Problem statement:
Would you write out the listing verbatim and skip every picture in it?

* START Input records *

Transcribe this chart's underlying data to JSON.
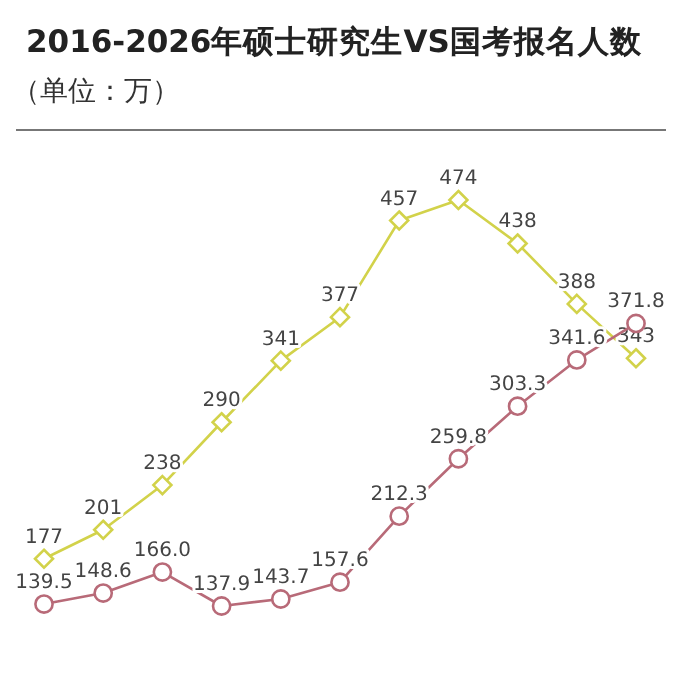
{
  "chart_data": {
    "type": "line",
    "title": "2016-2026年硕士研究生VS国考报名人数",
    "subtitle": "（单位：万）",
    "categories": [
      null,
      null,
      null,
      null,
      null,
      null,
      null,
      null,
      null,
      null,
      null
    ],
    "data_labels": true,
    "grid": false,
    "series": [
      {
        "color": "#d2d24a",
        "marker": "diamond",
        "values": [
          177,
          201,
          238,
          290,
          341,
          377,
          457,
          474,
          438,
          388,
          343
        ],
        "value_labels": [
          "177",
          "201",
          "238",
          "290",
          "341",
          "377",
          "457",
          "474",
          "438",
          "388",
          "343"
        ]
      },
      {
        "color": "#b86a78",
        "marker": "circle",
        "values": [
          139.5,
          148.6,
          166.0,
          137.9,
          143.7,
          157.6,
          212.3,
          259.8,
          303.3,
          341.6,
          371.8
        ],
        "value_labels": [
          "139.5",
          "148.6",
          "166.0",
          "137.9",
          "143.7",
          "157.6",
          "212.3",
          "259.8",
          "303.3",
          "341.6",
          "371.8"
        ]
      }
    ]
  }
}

* END Input records *

Output for this exercise:
Transcribe this chart's underlying data to JSON.
{
  "chart_data": {
    "type": "line",
    "title": "2016-2026年硕士研究生VS国考报名人数",
    "subtitle": "（单位：万）",
    "categories": [
      null,
      null,
      null,
      null,
      null,
      null,
      null,
      null,
      null,
      null,
      null
    ],
    "data_labels": true,
    "grid": false,
    "series": [
      {
        "color": "#d2d24a",
        "marker": "diamond",
        "values": [
          177,
          201,
          238,
          290,
          341,
          377,
          457,
          474,
          438,
          388,
          343
        ],
        "value_labels": [
          "177",
          "201",
          "238",
          "290",
          "341",
          "377",
          "457",
          "474",
          "438",
          "388",
          "343"
        ]
      },
      {
        "color": "#b86a78",
        "marker": "circle",
        "values": [
          139.5,
          148.6,
          166.0,
          137.9,
          143.7,
          157.6,
          212.3,
          259.8,
          303.3,
          341.6,
          371.8
        ],
        "value_labels": [
          "139.5",
          "148.6",
          "166.0",
          "137.9",
          "143.7",
          "157.6",
          "212.3",
          "259.8",
          "303.3",
          "341.6",
          "371.8"
        ]
      }
    ]
  }
}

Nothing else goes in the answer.